Begin Supplied data
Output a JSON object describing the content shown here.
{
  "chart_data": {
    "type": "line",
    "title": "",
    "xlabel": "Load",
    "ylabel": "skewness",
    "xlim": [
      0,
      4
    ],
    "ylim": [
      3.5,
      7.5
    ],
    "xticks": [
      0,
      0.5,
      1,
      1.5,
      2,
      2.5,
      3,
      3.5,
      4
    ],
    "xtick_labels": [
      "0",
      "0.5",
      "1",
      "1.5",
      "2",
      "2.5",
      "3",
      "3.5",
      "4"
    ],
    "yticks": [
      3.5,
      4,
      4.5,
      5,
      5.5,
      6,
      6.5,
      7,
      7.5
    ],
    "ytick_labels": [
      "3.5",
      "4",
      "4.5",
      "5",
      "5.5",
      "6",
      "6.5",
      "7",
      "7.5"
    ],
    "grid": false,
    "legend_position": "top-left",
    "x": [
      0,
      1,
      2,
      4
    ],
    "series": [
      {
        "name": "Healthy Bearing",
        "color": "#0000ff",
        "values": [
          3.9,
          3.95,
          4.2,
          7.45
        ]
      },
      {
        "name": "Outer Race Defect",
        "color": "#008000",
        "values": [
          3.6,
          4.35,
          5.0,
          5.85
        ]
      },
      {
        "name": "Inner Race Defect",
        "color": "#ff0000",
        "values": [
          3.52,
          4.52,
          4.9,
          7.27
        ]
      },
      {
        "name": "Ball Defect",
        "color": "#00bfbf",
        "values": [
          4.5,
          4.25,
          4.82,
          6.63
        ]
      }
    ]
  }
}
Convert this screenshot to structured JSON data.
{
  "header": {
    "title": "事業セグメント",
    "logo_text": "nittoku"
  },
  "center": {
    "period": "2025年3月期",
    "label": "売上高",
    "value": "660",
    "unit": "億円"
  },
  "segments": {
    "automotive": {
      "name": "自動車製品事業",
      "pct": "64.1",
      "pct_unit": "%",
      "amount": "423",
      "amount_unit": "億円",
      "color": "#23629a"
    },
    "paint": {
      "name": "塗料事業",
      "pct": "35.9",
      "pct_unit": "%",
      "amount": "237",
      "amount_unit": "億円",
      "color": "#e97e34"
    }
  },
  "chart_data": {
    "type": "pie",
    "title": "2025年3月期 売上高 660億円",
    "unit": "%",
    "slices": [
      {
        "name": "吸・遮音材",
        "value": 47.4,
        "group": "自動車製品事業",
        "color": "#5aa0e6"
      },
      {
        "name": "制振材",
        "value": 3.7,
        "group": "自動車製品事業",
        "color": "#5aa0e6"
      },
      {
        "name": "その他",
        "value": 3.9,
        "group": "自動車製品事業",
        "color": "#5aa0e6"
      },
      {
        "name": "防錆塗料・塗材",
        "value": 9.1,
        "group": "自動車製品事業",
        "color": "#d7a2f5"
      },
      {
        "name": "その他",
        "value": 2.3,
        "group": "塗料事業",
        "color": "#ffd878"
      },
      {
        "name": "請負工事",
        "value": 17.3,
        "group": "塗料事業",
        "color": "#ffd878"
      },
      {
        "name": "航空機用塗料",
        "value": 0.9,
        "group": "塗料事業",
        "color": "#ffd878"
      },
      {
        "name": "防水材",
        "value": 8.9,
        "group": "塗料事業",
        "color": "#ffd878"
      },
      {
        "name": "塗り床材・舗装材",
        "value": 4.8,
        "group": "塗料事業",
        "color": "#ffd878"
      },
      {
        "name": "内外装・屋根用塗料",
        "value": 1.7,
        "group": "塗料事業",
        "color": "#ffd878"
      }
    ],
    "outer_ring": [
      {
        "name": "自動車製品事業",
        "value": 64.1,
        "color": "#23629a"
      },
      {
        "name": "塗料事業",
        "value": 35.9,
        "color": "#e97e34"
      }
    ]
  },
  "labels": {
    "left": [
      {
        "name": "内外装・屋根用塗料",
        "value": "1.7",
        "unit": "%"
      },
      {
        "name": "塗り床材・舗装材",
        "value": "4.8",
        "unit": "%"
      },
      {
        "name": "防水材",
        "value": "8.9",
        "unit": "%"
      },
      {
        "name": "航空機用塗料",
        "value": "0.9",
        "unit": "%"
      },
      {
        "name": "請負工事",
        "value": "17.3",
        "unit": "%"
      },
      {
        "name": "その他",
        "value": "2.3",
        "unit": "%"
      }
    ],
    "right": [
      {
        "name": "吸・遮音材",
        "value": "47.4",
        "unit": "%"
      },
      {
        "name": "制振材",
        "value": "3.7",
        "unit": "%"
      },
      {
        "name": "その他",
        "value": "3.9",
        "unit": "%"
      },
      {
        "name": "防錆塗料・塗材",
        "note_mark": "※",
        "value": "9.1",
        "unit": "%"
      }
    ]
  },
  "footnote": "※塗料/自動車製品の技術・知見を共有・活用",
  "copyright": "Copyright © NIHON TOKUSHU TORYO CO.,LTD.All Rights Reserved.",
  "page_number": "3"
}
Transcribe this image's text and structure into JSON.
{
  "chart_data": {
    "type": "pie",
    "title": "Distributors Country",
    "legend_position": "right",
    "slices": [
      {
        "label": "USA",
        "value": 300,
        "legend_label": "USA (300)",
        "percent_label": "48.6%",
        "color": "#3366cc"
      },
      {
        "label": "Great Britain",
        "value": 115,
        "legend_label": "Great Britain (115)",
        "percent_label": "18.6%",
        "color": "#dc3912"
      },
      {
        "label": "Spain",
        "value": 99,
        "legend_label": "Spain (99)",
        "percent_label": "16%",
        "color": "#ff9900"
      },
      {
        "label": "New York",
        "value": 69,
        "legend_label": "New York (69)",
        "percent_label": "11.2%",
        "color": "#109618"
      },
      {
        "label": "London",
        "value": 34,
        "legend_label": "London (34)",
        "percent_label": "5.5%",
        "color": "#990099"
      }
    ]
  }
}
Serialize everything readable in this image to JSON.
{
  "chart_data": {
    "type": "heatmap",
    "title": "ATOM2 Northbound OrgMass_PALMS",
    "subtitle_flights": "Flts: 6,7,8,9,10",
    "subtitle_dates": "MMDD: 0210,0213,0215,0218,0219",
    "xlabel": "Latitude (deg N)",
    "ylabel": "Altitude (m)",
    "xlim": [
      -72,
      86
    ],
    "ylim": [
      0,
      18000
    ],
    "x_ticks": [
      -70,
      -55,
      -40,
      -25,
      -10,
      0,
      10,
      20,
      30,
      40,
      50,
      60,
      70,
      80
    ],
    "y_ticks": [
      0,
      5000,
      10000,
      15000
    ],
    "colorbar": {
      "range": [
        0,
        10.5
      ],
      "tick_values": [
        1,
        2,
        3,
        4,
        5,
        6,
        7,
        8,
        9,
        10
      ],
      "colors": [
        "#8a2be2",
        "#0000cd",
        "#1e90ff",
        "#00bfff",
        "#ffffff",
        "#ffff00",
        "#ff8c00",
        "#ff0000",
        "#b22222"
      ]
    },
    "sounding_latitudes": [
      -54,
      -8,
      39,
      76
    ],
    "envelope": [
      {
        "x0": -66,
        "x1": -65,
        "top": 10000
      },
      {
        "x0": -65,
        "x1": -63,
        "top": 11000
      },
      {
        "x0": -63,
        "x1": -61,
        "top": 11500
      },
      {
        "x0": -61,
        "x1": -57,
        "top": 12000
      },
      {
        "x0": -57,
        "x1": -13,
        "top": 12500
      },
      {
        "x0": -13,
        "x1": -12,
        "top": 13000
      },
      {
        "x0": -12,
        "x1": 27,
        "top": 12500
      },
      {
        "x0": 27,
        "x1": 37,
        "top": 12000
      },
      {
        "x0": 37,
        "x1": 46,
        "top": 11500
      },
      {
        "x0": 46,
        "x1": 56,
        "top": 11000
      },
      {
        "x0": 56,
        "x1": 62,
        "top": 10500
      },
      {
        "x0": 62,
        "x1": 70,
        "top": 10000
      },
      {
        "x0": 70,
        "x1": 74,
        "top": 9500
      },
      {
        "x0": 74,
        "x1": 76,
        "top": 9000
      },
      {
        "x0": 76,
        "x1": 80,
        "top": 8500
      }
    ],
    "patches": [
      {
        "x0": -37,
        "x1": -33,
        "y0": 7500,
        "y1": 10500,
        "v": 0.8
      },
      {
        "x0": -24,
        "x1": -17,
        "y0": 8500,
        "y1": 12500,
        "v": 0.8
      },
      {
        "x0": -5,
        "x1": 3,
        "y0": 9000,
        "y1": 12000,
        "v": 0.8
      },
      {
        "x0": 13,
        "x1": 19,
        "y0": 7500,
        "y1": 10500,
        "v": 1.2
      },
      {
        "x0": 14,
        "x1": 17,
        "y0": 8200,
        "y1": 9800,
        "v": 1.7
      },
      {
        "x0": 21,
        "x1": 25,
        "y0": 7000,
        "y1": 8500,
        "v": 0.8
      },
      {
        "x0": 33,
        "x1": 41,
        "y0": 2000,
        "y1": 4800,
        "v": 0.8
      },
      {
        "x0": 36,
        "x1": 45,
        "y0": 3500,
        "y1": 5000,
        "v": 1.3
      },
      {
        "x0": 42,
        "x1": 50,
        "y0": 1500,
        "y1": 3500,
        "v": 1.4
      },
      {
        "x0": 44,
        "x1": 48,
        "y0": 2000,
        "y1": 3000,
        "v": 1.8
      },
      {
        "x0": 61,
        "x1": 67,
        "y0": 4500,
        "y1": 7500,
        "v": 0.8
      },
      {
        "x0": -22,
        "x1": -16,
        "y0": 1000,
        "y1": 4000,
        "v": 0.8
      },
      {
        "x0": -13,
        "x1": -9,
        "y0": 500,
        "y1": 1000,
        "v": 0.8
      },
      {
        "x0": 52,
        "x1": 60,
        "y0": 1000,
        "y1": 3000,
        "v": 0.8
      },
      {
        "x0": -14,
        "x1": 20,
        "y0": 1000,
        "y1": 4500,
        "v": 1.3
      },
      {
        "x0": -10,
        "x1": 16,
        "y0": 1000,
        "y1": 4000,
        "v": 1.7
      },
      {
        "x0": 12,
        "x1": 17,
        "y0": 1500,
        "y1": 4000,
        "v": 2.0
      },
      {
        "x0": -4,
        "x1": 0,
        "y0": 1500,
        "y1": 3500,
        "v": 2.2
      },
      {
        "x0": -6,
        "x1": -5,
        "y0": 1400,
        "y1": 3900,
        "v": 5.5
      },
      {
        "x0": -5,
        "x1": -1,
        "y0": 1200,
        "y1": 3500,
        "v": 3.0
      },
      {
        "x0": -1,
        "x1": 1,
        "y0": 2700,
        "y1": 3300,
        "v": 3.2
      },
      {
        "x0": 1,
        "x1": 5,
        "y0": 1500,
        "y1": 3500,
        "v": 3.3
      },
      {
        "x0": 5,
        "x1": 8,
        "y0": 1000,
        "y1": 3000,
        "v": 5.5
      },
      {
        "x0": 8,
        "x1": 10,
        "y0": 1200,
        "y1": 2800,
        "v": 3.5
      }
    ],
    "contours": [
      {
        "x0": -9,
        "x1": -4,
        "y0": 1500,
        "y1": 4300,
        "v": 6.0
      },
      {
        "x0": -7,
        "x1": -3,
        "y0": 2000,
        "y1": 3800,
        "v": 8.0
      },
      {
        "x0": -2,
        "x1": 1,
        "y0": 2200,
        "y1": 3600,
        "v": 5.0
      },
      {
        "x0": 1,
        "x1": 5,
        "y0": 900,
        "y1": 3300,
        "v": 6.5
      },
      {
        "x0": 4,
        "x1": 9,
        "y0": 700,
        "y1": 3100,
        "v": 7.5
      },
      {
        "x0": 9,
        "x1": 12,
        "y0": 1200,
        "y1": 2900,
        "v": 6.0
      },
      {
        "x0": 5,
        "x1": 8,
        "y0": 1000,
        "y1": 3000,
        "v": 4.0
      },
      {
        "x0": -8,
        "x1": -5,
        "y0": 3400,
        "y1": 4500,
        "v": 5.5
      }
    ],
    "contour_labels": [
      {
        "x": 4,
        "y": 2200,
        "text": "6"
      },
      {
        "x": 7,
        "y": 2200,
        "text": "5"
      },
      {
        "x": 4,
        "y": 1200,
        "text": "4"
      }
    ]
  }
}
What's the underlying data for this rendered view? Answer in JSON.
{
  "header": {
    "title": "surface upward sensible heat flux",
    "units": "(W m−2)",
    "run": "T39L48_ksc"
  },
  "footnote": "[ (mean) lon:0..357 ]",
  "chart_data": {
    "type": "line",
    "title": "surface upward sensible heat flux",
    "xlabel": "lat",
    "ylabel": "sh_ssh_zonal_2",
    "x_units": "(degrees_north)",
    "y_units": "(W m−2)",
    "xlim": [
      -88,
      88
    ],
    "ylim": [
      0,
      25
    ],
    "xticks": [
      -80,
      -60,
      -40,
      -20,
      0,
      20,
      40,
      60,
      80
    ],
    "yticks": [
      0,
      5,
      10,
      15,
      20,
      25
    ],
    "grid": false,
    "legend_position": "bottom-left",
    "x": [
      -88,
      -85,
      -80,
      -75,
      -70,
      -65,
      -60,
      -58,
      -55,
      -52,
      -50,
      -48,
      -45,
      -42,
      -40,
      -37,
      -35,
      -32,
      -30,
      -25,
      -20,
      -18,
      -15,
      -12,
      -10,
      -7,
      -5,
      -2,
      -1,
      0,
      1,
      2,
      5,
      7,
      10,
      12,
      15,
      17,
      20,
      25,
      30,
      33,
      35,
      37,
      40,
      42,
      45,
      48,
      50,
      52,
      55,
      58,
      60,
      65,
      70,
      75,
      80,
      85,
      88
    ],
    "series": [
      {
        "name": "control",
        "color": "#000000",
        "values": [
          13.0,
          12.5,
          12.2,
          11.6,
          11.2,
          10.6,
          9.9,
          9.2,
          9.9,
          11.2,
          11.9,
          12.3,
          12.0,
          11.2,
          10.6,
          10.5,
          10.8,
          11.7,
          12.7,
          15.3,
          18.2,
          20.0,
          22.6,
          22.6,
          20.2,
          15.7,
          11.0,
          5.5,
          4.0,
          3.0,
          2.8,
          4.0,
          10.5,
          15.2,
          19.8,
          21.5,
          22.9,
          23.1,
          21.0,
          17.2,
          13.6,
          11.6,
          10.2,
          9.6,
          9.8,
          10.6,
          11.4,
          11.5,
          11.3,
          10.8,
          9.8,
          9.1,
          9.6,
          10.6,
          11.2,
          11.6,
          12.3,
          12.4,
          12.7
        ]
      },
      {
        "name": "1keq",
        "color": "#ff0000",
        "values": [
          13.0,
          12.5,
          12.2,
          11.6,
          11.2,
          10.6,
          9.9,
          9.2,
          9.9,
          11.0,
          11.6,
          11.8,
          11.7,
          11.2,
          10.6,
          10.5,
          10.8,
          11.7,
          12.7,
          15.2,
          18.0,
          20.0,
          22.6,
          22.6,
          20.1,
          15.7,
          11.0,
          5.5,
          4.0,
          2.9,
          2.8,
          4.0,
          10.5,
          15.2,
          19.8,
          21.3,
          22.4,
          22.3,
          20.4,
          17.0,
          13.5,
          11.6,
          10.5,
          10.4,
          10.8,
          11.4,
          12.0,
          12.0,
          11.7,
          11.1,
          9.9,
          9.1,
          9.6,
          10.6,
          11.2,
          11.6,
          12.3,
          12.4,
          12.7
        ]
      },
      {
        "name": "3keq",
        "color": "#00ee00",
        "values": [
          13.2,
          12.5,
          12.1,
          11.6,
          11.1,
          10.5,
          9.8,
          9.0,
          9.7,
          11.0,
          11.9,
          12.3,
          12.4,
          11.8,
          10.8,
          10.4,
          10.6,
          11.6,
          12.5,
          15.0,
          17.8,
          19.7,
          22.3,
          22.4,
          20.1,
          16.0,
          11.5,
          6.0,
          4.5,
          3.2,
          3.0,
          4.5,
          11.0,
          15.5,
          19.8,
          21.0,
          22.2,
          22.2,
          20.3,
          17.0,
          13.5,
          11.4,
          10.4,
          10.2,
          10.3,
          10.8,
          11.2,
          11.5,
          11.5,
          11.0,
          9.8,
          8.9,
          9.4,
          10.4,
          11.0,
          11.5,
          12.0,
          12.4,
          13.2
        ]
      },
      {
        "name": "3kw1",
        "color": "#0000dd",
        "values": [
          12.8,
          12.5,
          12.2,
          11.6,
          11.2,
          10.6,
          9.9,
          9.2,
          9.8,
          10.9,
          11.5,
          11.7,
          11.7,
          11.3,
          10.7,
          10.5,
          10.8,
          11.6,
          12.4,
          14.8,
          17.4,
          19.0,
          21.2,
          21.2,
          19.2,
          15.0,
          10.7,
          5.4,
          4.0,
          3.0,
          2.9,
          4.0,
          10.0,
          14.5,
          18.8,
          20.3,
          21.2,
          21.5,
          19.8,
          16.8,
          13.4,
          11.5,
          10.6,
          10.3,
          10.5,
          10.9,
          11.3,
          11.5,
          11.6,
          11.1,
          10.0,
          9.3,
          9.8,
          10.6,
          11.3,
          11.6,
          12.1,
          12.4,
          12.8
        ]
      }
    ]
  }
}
End Supplied data
• _Instructions to follow_
Copy out the lines that hold "Great".

• _Answer to the problem_
        "label": "Great Britain",
        "legend_label": "Great Britain (115)",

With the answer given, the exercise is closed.